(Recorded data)
---

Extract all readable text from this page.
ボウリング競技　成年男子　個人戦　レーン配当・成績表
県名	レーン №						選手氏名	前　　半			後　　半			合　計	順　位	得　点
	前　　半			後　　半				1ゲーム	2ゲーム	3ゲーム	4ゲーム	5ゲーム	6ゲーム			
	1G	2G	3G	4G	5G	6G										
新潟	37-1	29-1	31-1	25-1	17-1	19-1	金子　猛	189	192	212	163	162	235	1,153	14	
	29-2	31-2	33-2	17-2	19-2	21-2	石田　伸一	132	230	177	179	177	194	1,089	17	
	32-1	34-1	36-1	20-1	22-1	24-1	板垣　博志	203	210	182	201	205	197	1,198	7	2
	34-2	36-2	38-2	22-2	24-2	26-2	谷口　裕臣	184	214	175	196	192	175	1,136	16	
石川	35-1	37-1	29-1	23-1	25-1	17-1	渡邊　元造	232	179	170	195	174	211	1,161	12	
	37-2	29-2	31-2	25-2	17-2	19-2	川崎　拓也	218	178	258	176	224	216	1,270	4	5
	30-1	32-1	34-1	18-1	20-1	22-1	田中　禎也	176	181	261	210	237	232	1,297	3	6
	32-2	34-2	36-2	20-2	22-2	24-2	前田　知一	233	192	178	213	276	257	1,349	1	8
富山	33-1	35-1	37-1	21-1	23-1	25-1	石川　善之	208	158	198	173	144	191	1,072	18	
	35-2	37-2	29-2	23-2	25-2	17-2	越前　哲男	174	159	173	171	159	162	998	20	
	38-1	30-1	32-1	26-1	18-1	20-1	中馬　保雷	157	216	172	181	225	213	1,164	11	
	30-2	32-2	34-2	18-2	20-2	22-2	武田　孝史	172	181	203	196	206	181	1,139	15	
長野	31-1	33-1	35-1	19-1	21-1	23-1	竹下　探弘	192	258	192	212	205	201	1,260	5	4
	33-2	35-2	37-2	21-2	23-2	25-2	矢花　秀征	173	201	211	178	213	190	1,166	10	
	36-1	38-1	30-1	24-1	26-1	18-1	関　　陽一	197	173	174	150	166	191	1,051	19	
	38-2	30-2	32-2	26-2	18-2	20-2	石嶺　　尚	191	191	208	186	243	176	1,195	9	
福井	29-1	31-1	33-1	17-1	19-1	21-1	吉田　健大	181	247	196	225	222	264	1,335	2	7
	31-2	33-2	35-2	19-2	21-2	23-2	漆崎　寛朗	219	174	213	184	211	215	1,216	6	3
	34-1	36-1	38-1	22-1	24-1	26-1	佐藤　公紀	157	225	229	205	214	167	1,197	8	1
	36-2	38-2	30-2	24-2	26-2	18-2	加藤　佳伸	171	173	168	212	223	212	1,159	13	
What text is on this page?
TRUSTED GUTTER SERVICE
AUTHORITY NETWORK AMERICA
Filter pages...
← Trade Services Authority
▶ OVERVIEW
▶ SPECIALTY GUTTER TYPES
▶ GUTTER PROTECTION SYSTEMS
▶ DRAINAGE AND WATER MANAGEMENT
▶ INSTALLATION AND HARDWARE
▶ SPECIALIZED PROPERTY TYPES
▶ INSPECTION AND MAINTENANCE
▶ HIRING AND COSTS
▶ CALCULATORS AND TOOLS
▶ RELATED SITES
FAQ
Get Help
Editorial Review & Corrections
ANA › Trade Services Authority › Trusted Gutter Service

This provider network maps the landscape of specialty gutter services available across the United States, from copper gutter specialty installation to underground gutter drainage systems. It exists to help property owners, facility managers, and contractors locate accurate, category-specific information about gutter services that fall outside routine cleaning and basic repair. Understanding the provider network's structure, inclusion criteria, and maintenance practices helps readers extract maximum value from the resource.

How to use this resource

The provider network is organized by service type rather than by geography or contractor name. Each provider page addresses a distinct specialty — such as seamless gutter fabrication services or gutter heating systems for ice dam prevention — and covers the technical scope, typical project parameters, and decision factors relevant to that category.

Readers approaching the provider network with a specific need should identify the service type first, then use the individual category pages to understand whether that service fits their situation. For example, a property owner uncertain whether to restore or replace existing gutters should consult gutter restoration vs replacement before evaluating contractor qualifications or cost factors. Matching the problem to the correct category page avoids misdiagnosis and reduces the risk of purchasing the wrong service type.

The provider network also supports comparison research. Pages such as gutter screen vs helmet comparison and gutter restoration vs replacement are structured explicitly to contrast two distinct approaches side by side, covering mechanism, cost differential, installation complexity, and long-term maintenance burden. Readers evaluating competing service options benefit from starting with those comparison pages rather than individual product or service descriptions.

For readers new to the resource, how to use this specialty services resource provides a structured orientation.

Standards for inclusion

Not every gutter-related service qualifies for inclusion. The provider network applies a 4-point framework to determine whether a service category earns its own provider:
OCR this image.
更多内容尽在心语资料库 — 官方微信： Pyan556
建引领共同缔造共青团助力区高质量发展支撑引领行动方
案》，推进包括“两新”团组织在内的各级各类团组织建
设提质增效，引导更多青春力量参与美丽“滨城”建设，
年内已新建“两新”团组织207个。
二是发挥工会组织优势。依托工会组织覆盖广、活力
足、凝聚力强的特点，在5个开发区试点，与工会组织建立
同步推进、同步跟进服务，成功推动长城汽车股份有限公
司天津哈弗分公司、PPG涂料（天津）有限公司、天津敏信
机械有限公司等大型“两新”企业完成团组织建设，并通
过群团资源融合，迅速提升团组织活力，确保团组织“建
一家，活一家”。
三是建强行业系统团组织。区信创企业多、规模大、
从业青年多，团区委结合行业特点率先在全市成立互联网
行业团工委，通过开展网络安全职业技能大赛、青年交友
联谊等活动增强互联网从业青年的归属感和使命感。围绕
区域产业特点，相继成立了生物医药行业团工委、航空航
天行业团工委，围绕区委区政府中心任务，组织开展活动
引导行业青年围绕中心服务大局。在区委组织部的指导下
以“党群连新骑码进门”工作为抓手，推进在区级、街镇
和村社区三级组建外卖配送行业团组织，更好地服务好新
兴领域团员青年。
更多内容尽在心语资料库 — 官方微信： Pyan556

---

**TASK TO CARRY OUT**
Gather all lines from the listing above in which "resource" occurs.

**RESULT OF THE EXERCISE**
This provider network maps the landscape of specialty gutter services available across the United States, from copper gutter specialty installation to underground gutter drainage systems. It exists to help property owners, facility managers, and contractors locate accurate, category-specific information about gutter services that fall outside routine cleaning and basic repair. Understanding the provider network's structure, inclusion criteria, and maintenance practices helps readers extract maximum value from the resource.
How to use this resource
For readers new to the resource, how to use this specialty services resource provides a structured orientation.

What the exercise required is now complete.